*Exercise passage*.
---

The Ukrainian folk band Yagody is making its third tour of the United States, including its first stop in Pittsburgh later this month.

Yagody — which translates to “berries” — will perform April 9 at City Winery Pittsburgh in the Strip District.

The band’s mission is to preserve, as well as move forward, Ukrainian folk traditions. Founded by Zoryana Dybovska and including Vasylyna Voloshyn, Nadiia Parashchuk and Tetyana Voitiv, the group toured New Mexico and the northwest last spring, with another northwest tour in January.

In a Zoom call in March from Poland, Dybovska and manager Viktor Lykhodko, who translated, spoke with TribLive about music in tough times, their live show, the group’s latest single and more. Find a transcript of the conversation, edited for clarity and length, below.

Is it difficult to launch an international tour from Ukraine?

Lykhodko: I can answer, because I’m organizing. It’s really not easy. But during four years of war, we do not feel comfortable about, but have an understanding of, how to do that because just to get the visas, we must go through the border. And if the men don’t have permission to cross the border, we have to apply for the special permission to the Minister of Culture and point to the exact borderline where they will cross the border. So even getting the visa, it’s a real issue because the visa department in the U.S. Embassy in Kiev, the capital of Ukraine, doesn’t work. So we have to go to Warsaw, the nearest capital where we can receive American visas. So it will take about eight, nine hours with the border waiting from Lviv to Warsaw and back there. It’s about 24 hours we spend, and a lot of money, just to get the visa, and every time we need to go to the airport, somewhere to fly, it’s really not easy. But what else can we do?

---

*Extracted material*.
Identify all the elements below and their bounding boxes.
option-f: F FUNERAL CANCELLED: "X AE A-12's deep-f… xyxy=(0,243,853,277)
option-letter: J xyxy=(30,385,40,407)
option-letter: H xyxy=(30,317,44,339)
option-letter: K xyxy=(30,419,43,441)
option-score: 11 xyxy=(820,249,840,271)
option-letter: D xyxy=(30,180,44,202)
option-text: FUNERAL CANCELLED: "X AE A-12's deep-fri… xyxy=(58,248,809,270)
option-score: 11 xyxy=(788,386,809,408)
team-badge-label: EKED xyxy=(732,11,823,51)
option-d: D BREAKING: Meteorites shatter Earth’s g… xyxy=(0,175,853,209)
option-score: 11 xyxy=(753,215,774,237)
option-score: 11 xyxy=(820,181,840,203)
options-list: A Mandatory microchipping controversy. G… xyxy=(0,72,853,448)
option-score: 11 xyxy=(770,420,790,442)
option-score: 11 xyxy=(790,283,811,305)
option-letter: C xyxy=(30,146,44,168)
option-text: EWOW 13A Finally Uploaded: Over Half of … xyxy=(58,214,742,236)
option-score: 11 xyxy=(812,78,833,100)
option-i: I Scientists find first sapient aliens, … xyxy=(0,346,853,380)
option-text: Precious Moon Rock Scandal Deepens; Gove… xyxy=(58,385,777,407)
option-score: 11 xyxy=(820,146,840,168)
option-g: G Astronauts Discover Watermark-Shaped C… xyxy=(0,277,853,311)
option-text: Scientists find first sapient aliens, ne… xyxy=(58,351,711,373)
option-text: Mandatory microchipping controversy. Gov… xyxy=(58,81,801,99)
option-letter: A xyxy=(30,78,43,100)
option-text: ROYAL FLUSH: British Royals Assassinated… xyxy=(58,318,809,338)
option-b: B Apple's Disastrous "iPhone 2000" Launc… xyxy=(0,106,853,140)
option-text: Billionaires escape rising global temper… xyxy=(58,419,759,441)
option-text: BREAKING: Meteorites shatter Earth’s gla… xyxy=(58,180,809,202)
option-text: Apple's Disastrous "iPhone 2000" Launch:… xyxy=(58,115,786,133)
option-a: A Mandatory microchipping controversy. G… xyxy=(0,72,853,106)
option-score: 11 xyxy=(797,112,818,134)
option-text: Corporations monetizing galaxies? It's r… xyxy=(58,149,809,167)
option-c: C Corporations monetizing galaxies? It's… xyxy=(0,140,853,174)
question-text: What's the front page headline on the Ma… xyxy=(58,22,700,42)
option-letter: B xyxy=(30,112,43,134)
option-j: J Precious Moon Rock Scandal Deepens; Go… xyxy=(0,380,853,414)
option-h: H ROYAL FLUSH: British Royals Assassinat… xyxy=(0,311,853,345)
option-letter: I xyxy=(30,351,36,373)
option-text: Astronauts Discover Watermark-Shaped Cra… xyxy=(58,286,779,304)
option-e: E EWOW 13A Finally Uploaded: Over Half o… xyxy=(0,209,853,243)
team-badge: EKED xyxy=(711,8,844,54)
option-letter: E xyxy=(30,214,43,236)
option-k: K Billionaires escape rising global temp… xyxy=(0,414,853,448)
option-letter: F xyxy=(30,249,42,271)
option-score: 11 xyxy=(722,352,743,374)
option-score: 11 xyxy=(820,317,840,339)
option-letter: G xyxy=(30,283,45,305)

---

*What you will do*.
a) In the article about Yagody's U.S. tour, where will the band perform on April 9?
b) Please transcribe the part of the Yagody tour article that opens with the words containing "The Ukrainian folk" and closes with "tour from Ukraine?".
c) Pick up the interview about Yagody's U.S. tour after its final sentence and keep it going.

*Responses to the exercise*.
a) City Winery Pittsburgh in the Strip District.

b)
The Ukrainian folk band Yagody is making its third tour of the United States, including its first stop in Pittsburgh later this month.

Yagody — which translates to “berries” — will perform April 9 at City Winery Pittsburgh in the Strip District.

The band’s mission is to preserve, as well as move forward, Ukrainian folk traditions. Founded by Zoryana Dybovska and including Vasylyna Voloshyn, Nadiia Parashchuk and Tetyana Voitiv, the group toured New Mexico and the northwest last spring, with another northwest tour in January.

In a Zoom call in March from Poland, Dybovska and manager Viktor Lykhodko, who translated, spoke with TribLive about music in tough times, their live show, the group’s latest single and more. Find a transcript of the conversation, edited for clarity and length, below.

Is it difficult to launch an international tour from Ukraine?

c)
How do you think playing music during these tough times helps?

Dybovska: Music and art are about the energy and changing the energy between people. Always during the tours, the main aim and goal is to show our culture to people all over the world and to show that Ukrainians are different from Russians, and that’s not a comparable culture and attitude. It’s completely different things, a different way of art. I was really surprised, and the whole band was surprised, how United States people and citizens in different cities and small towns and big cities are supporting Ukrainians and Ukraine. We were really surprised because we toured in Europe during the last three, four years, but we couldn’t believe that so far from Ukraine, so far from Europe, over the ocean, a lot of people support so much and so sincerely, and that’s touched me a lot.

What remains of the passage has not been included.